PROBLEM TO SOLVE
From the listing that follows, output everything exactly except the pictures.

Dataset entries on figures
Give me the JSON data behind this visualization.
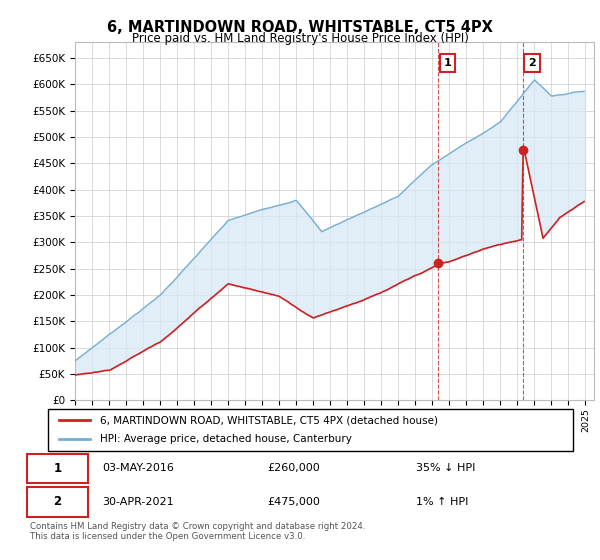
{
  "title": "6, MARTINDOWN ROAD, WHITSTABLE, CT5 4PX",
  "subtitle": "Price paid vs. HM Land Registry's House Price Index (HPI)",
  "hpi_color": "#74afd3",
  "hpi_fill_color": "#d6e8f5",
  "price_color": "#cc2222",
  "background_color": "#ffffff",
  "grid_color": "#cccccc",
  "ylim": [
    0,
    680000
  ],
  "yticks": [
    0,
    50000,
    100000,
    150000,
    200000,
    250000,
    300000,
    350000,
    400000,
    450000,
    500000,
    550000,
    600000,
    650000
  ],
  "sale1_year": 2016.35,
  "sale1_price": 260000,
  "sale1_label": "1",
  "sale2_year": 2021.33,
  "sale2_price": 475000,
  "sale2_label": "2",
  "xmin": 1995,
  "xmax": 2025.5,
  "legend1_text": "6, MARTINDOWN ROAD, WHITSTABLE, CT5 4PX (detached house)",
  "legend2_text": "HPI: Average price, detached house, Canterbury",
  "table_row1": [
    "1",
    "03-MAY-2016",
    "£260,000",
    "35% ↓ HPI"
  ],
  "table_row2": [
    "2",
    "30-APR-2021",
    "£475,000",
    "1% ↑ HPI"
  ],
  "footer": "Contains HM Land Registry data © Crown copyright and database right 2024.\nThis data is licensed under the Open Government Licence v3.0."
}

ANSWER
Give me the JSON data behind this visualization.
{
  "title": "6, MARTINDOWN ROAD, WHITSTABLE, CT5 4PX",
  "subtitle": "Price paid vs. HM Land Registry's House Price Index (HPI)",
  "hpi_color": "#74afd3",
  "hpi_fill_color": "#d6e8f5",
  "price_color": "#cc2222",
  "background_color": "#ffffff",
  "grid_color": "#cccccc",
  "ylim": [
    0,
    680000
  ],
  "yticks": [
    0,
    50000,
    100000,
    150000,
    200000,
    250000,
    300000,
    350000,
    400000,
    450000,
    500000,
    550000,
    600000,
    650000
  ],
  "sale1_year": 2016.35,
  "sale1_price": 260000,
  "sale1_label": "1",
  "sale2_year": 2021.33,
  "sale2_price": 475000,
  "sale2_label": "2",
  "xmin": 1995,
  "xmax": 2025.5,
  "legend1_text": "6, MARTINDOWN ROAD, WHITSTABLE, CT5 4PX (detached house)",
  "legend2_text": "HPI: Average price, detached house, Canterbury",
  "table_row1": [
    "1",
    "03-MAY-2016",
    "£260,000",
    "35% ↓ HPI"
  ],
  "table_row2": [
    "2",
    "30-APR-2021",
    "£475,000",
    "1% ↑ HPI"
  ],
  "footer": "Contains HM Land Registry data © Crown copyright and database right 2024.\nThis data is licensed under the Open Government Licence v3.0."
}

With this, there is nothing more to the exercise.